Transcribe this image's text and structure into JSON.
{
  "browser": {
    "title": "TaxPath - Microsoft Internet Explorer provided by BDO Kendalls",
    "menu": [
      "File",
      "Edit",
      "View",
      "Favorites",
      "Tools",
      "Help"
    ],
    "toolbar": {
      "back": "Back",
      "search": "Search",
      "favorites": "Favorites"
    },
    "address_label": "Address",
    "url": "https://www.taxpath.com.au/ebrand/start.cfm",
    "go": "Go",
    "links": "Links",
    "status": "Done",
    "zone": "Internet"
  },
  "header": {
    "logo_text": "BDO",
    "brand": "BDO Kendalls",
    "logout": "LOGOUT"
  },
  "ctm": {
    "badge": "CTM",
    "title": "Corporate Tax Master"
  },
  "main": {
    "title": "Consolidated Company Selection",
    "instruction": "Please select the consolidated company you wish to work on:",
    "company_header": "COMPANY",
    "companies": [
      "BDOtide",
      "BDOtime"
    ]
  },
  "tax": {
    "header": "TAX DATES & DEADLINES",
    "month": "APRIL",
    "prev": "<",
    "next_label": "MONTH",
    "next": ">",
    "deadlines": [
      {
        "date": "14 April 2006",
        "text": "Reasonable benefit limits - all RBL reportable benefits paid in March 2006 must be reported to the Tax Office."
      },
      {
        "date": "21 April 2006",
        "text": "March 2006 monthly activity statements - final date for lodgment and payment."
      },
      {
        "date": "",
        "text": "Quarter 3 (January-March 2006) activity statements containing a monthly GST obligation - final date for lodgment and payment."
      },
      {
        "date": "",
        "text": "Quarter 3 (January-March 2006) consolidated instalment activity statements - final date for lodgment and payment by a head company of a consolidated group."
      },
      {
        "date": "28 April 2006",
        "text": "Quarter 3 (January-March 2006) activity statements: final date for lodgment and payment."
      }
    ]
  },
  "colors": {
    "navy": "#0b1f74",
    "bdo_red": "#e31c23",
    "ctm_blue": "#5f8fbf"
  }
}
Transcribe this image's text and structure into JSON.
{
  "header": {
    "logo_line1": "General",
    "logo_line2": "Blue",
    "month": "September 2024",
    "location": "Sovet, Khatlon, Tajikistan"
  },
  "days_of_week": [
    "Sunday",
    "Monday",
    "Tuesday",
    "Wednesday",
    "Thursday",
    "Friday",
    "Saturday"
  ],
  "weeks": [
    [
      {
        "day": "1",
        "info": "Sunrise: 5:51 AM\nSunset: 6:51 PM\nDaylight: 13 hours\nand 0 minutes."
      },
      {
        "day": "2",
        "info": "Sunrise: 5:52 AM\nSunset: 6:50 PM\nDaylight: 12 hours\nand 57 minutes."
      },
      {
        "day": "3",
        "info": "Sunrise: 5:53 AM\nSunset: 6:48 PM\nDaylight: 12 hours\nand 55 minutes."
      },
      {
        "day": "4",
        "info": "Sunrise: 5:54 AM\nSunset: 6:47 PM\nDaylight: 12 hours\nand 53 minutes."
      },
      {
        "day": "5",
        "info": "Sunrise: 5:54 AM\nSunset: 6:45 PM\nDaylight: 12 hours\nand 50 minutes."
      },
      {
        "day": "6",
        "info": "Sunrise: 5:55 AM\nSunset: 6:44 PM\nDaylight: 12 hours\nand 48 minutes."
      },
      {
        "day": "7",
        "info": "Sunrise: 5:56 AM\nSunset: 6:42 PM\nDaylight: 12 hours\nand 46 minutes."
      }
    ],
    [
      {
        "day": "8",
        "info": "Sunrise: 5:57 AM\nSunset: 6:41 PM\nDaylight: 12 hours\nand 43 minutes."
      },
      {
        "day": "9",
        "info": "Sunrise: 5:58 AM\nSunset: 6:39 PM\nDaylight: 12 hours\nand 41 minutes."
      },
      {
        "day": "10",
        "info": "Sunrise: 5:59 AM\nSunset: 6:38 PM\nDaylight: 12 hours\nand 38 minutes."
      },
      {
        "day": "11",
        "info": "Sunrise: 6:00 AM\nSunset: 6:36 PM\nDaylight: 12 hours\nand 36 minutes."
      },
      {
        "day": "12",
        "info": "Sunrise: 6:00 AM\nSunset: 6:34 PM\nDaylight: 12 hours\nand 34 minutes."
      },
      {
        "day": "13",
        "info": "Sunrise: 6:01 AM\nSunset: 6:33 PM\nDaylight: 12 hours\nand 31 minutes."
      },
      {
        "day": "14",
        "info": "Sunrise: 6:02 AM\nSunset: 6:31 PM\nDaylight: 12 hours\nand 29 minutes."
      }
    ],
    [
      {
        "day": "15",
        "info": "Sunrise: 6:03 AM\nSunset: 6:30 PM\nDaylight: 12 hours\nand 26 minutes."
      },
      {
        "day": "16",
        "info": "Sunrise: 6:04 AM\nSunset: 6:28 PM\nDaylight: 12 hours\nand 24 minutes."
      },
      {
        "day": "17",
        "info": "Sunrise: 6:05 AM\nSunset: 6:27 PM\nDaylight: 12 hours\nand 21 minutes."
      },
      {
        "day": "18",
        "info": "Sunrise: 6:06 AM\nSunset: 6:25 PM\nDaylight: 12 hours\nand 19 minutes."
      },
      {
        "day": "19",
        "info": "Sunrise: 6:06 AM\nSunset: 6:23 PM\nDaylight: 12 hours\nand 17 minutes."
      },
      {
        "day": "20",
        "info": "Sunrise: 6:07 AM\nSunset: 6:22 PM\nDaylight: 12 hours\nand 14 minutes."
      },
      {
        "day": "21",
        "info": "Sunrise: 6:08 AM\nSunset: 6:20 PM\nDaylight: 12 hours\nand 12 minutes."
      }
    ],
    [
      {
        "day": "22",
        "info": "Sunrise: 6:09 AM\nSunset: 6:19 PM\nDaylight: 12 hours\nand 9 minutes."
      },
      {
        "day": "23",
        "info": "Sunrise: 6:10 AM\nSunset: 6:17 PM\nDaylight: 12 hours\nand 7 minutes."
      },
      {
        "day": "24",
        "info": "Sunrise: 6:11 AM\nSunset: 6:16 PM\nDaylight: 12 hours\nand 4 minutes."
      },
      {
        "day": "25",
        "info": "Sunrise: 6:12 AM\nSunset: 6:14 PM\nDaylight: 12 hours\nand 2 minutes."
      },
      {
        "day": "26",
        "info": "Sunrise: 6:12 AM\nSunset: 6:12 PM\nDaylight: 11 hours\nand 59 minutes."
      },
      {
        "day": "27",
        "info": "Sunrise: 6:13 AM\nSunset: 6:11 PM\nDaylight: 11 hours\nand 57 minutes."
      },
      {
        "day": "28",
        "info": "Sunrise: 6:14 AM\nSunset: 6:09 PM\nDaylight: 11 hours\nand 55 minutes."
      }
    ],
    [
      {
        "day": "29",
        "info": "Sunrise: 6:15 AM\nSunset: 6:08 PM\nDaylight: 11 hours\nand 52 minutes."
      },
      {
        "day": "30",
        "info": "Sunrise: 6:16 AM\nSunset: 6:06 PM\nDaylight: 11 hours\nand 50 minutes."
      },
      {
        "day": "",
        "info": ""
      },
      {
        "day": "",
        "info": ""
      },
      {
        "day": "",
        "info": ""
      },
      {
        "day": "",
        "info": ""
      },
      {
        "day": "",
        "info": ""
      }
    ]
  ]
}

» **Goal**
Write out every entry again exactly, please, with nothing missing.

» **Reply to the exercise**
Transcribe this image's text and structure into JSON.
{
  "browser": {
    "title": "TaxPath - Microsoft Internet Explorer provided by BDO Kendalls",
    "menu": [
      "File",
      "Edit",
      "View",
      "Favorites",
      "Tools",
      "Help"
    ],
    "toolbar": {
      "back": "Back",
      "search": "Search",
      "favorites": "Favorites"
    },
    "address_label": "Address",
    "url": "https://www.taxpath.com.au/ebrand/start.cfm",
    "go": "Go",
    "links": "Links",
    "status": "Done",
    "zone": "Internet"
  },
  "header": {
    "logo_text": "BDO",
    "brand": "BDO Kendalls",
    "logout": "LOGOUT"
  },
  "ctm": {
    "badge": "CTM",
    "title": "Corporate Tax Master"
  },
  "main": {
    "title": "Consolidated Company Selection",
    "instruction": "Please select the consolidated company you wish to work on:",
    "company_header": "COMPANY",
    "companies": [
      "BDOtide",
      "BDOtime"
    ]
  },
  "tax": {
    "header": "TAX DATES & DEADLINES",
    "month": "APRIL",
    "prev": "<",
    "next_label": "MONTH",
    "next": ">",
    "deadlines": [
      {
        "date": "14 April 2006",
        "text": "Reasonable benefit limits - all RBL reportable benefits paid in March 2006 must be reported to the Tax Office."
      },
      {
        "date": "21 April 2006",
        "text": "March 2006 monthly activity statements - final date for lodgment and payment."
      },
      {
        "date": "",
        "text": "Quarter 3 (January-March 2006) activity statements containing a monthly GST obligation - final date for lodgment and payment."
      },
      {
        "date": "",
        "text": "Quarter 3 (January-March 2006) consolidated instalment activity statements - final date for lodgment and payment by a head company of a consolidated group."
      },
      {
        "date": "28 April 2006",
        "text": "Quarter 3 (January-March 2006) activity statements: final date for lodgment and payment."
      }
    ]
  },
  "colors": {
    "navy": "#0b1f74",
    "bdo_red": "#e31c23",
    "ctm_blue": "#5f8fbf"
  }
}
Transcribe this image's text and structure into JSON.
{
  "header": {
    "logo_line1": "General",
    "logo_line2": "Blue",
    "month": "September 2024",
    "location": "Sovet, Khatlon, Tajikistan"
  },
  "days_of_week": [
    "Sunday",
    "Monday",
    "Tuesday",
    "Wednesday",
    "Thursday",
    "Friday",
    "Saturday"
  ],
  "weeks": [
    [
      {
        "day": "1",
        "info": "Sunrise: 5:51 AM\nSunset: 6:51 PM\nDaylight: 13 hours\nand 0 minutes."
      },
      {
        "day": "2",
        "info": "Sunrise: 5:52 AM\nSunset: 6:50 PM\nDaylight: 12 hours\nand 57 minutes."
      },
      {
        "day": "3",
        "info": "Sunrise: 5:53 AM\nSunset: 6:48 PM\nDaylight: 12 hours\nand 55 minutes."
      },
      {
        "day": "4",
        "info": "Sunrise: 5:54 AM\nSunset: 6:47 PM\nDaylight: 12 hours\nand 53 minutes."
      },
      {
        "day": "5",
        "info": "Sunrise: 5:54 AM\nSunset: 6:45 PM\nDaylight: 12 hours\nand 50 minutes."
      },
      {
        "day": "6",
        "info": "Sunrise: 5:55 AM\nSunset: 6:44 PM\nDaylight: 12 hours\nand 48 minutes."
      },
      {
        "day": "7",
        "info": "Sunrise: 5:56 AM\nSunset: 6:42 PM\nDaylight: 12 hours\nand 46 minutes."
      }
    ],
    [
      {
        "day": "8",
        "info": "Sunrise: 5:57 AM\nSunset: 6:41 PM\nDaylight: 12 hours\nand 43 minutes."
      },
      {
        "day": "9",
        "info": "Sunrise: 5:58 AM\nSunset: 6:39 PM\nDaylight: 12 hours\nand 41 minutes."
      },
      {
        "day": "10",
        "info": "Sunrise: 5:59 AM\nSunset: 6:38 PM\nDaylight: 12 hours\nand 38 minutes."
      },
      {
        "day": "11",
        "info": "Sunrise: 6:00 AM\nSunset: 6:36 PM\nDaylight: 12 hours\nand 36 minutes."
      },
      {
        "day": "12",
        "info": "Sunrise: 6:00 AM\nSunset: 6:34 PM\nDaylight: 12 hours\nand 34 minutes."
      },
      {
        "day": "13",
        "info": "Sunrise: 6:01 AM\nSunset: 6:33 PM\nDaylight: 12 hours\nand 31 minutes."
      },
      {
        "day": "14",
        "info": "Sunrise: 6:02 AM\nSunset: 6:31 PM\nDaylight: 12 hours\nand 29 minutes."
      }
    ],
    [
      {
        "day": "15",
        "info": "Sunrise: 6:03 AM\nSunset: 6:30 PM\nDaylight: 12 hours\nand 26 minutes."
      },
      {
        "day": "16",
        "info": "Sunrise: 6:04 AM\nSunset: 6:28 PM\nDaylight: 12 hours\nand 24 minutes."
      },
      {
        "day": "17",
        "info": "Sunrise: 6:05 AM\nSunset: 6:27 PM\nDaylight: 12 hours\nand 21 minutes."
      },
      {
        "day": "18",
        "info": "Sunrise: 6:06 AM\nSunset: 6:25 PM\nDaylight: 12 hours\nand 19 minutes."
      },
      {
        "day": "19",
        "info": "Sunrise: 6:06 AM\nSunset: 6:23 PM\nDaylight: 12 hours\nand 17 minutes."
      },
      {
        "day": "20",
        "info": "Sunrise: 6:07 AM\nSunset: 6:22 PM\nDaylight: 12 hours\nand 14 minutes."
      },
      {
        "day": "21",
        "info": "Sunrise: 6:08 AM\nSunset: 6:20 PM\nDaylight: 12 hours\nand 12 minutes."
      }
    ],
    [
      {
        "day": "22",
        "info": "Sunrise: 6:09 AM\nSunset: 6:19 PM\nDaylight: 12 hours\nand 9 minutes."
      },
      {
        "day": "23",
        "info": "Sunrise: 6:10 AM\nSunset: 6:17 PM\nDaylight: 12 hours\nand 7 minutes."
      },
      {
        "day": "24",
        "info": "Sunrise: 6:11 AM\nSunset: 6:16 PM\nDaylight: 12 hours\nand 4 minutes."
      },
      {
        "day": "25",
        "info": "Sunrise: 6:12 AM\nSunset: 6:14 PM\nDaylight: 12 hours\nand 2 minutes."
      },
      {
        "day": "26",
        "info": "Sunrise: 6:12 AM\nSunset: 6:12 PM\nDaylight: 11 hours\nand 59 minutes."
      },
      {
        "day": "27",
        "info": "Sunrise: 6:13 AM\nSunset: 6:11 PM\nDaylight: 11 hours\nand 57 minutes."
      },
      {
        "day": "28",
        "info": "Sunrise: 6:14 AM\nSunset: 6:09 PM\nDaylight: 11 hours\nand 55 minutes."
      }
    ],
    [
      {
        "day": "29",
        "info": "Sunrise: 6:15 AM\nSunset: 6:08 PM\nDaylight: 11 hours\nand 52 minutes."
      },
      {
        "day": "30",
        "info": "Sunrise: 6:16 AM\nSunset: 6:06 PM\nDaylight: 11 hours\nand 50 minutes."
      },
      {
        "day": "",
        "info": ""
      },
      {
        "day": "",
        "info": ""
      },
      {
        "day": "",
        "info": ""
      },
      {
        "day": "",
        "info": ""
      },
      {
        "day": "",
        "info": ""
      }
    ]
  ]
}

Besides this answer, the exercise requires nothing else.